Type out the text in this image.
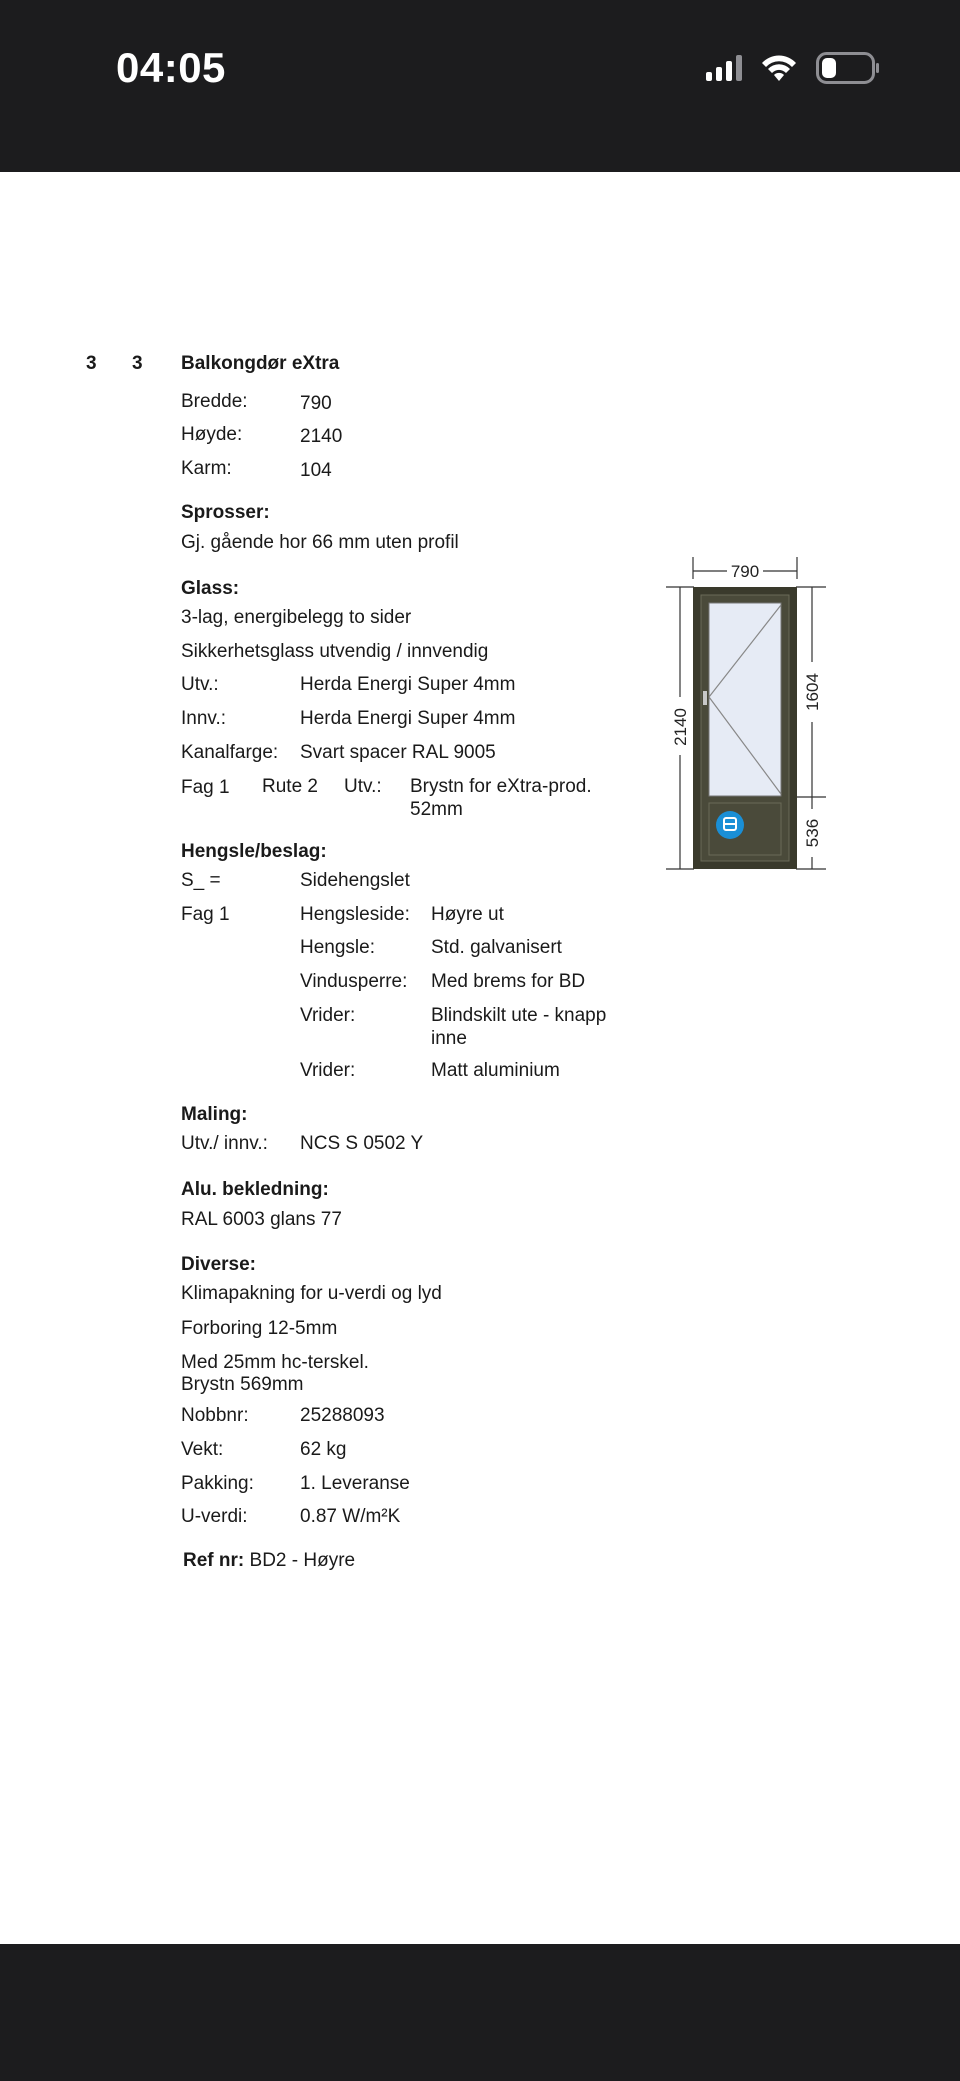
04:05
3 3 Balkongdør eXtra
Bredde:	790
Høyde:	2140
Karm:	104
Sprosser:
Gj. gående hor 66 mm uten profil
Glass:
3-lag, energibelegg to sider
Sikkerhetsglass utvendig / innvendig
Utv.:	Herda Energi Super 4mm
Innv.:	Herda Energi Super 4mm
Kanalfarge: Svart spacer RAL 9005
Fag 1 Rute 2 Utv.: Brystn for eXtra-prod. 52mm
Hengsle/beslag:
S_ =	Sidehengslet
Fag 1	Hengsleside: Høyre ut
Hengsle:	Std. galvanisert
Vindusperre: Med brems for BD
Vrider:	Blindskilt ute - knapp inne
Vrider:	Matt aluminium
Maling:
Utv./ innv.: NCS S 0502 Y
Alu. bekledning:
RAL 6003 glans 77
Diverse:
Klimapakning for u-verdi og lyd
Forboring 12-5mm
Med 25mm hc-terskel.
Brystn 569mm
Nobbnr:	25288093
Vekt:	62 kg
Pakking: 1. Leveranse
U-verdi:	0.87 W/m²K
Ref nr: BD2 - Høyre
790
2140
1604
536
━━━━━━━━
Filter the records down to the lines that contain the string "Høyre", and copy those lines.

Correct answer
Fag 1	Hengsleside: Høyre ut
Ref nr: BD2 - Høyre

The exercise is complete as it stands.